Source

Elle soutient que la société JL. 26 ne peut revendiquer aucun monopole sur l'usage du drapeau américain ou sur l'apposition d'une année sur un écusson et fait valoir que le fait que le drapeau américain soit présenté sous forme arrondie alors qu'il est majoritairement représenté comme cela, et le fait qu'il soit entouré de deux ronds et d'une date ne permet pas d'établir qu'il ait une caractéristique originale.

Que l'on ne peut apprécier, comme le soutient la société JL. 26, la finesse de chaque détail, car chaque détail même infime ferait différer un modèle d'un autre et rendrait impossible la contrefaçon puisque chaque consommateur serait apte à faire la différence entre chaque produit.

Elle ajoute que la société JL. 26 ne peut prétendre être titulaire de droit sur l'usage des termes DENIM BRAND qui apparaît descriptif et banal en matière de prêt à porter sportwear.

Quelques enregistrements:
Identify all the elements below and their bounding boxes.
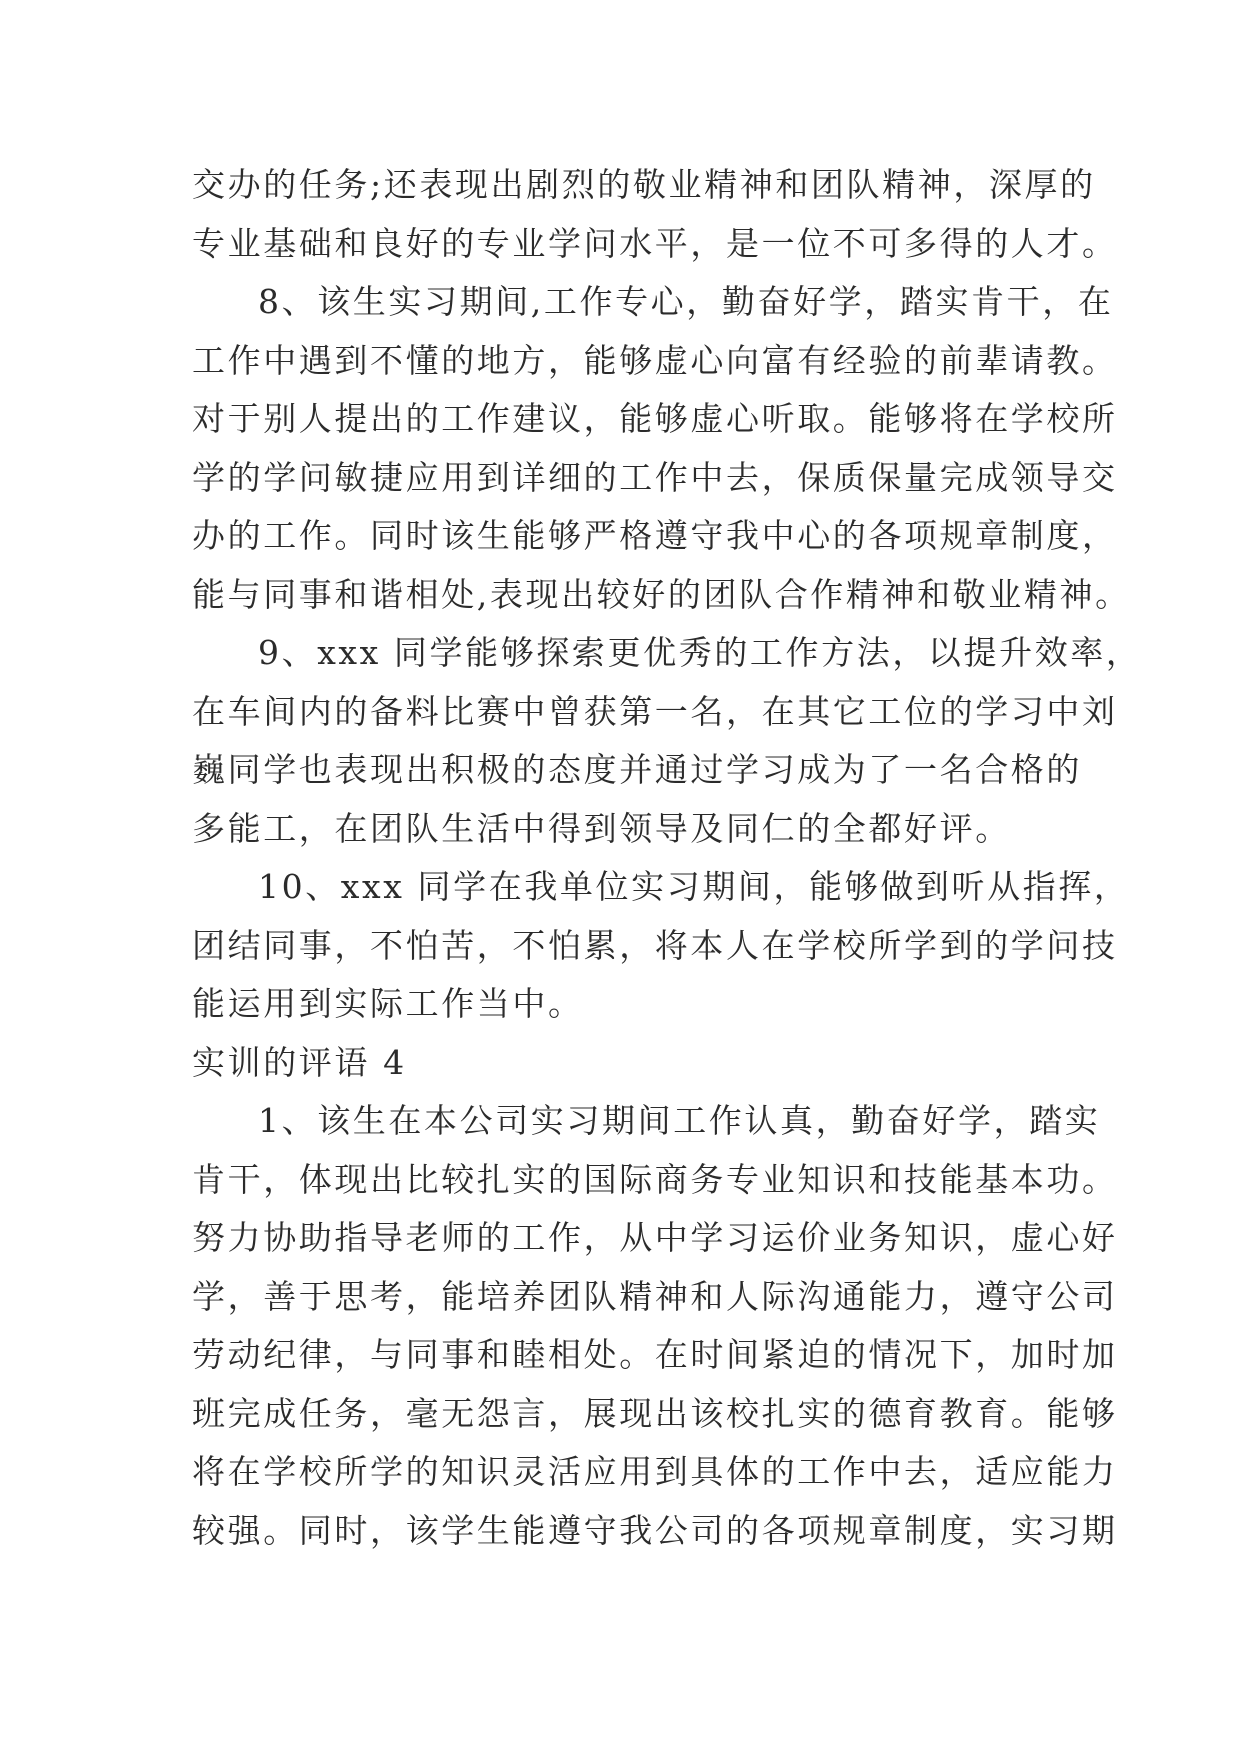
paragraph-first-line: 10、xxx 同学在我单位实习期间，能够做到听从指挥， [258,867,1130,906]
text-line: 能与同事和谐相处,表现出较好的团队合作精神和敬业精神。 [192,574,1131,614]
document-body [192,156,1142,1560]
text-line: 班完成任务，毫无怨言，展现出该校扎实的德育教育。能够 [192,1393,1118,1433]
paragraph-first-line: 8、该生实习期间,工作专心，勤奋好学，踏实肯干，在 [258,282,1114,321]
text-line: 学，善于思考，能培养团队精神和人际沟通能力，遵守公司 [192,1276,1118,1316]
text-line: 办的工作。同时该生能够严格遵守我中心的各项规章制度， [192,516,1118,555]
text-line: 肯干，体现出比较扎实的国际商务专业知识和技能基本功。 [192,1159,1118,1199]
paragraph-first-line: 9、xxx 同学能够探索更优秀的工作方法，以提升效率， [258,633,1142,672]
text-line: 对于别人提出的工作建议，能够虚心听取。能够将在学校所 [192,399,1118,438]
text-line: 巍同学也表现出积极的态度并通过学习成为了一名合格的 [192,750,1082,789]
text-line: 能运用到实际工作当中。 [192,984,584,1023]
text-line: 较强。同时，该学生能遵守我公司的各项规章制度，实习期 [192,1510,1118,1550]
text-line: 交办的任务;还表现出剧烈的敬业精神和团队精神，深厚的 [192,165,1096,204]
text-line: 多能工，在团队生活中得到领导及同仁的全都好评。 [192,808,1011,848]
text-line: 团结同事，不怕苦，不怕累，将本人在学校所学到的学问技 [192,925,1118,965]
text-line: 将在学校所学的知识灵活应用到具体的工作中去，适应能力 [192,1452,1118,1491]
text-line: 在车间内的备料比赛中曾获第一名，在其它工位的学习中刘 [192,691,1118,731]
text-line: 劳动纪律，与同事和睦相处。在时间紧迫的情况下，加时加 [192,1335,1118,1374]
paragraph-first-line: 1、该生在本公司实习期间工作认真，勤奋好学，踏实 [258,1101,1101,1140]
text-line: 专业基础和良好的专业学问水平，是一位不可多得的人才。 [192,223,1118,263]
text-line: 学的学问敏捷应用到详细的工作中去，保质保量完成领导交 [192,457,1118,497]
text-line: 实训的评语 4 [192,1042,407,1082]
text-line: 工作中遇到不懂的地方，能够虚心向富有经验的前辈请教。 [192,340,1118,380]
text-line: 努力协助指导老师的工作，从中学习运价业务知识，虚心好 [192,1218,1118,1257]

Consigne
Veuillez reproduire à l'identique le passage de l'extrait sur la contrefaçon qui va de « Que l'on ne » jusqu'à « entre chaque produit. » inclus.

Réponse attendue
Que l'on ne peut apprécier, comme le soutient la société JL. 26, la finesse de chaque détail, car chaque détail même infime ferait différer un modèle d'un autre et rendrait impossible la contrefaçon puisque chaque consommateur serait apte à faire la différence entre chaque produit.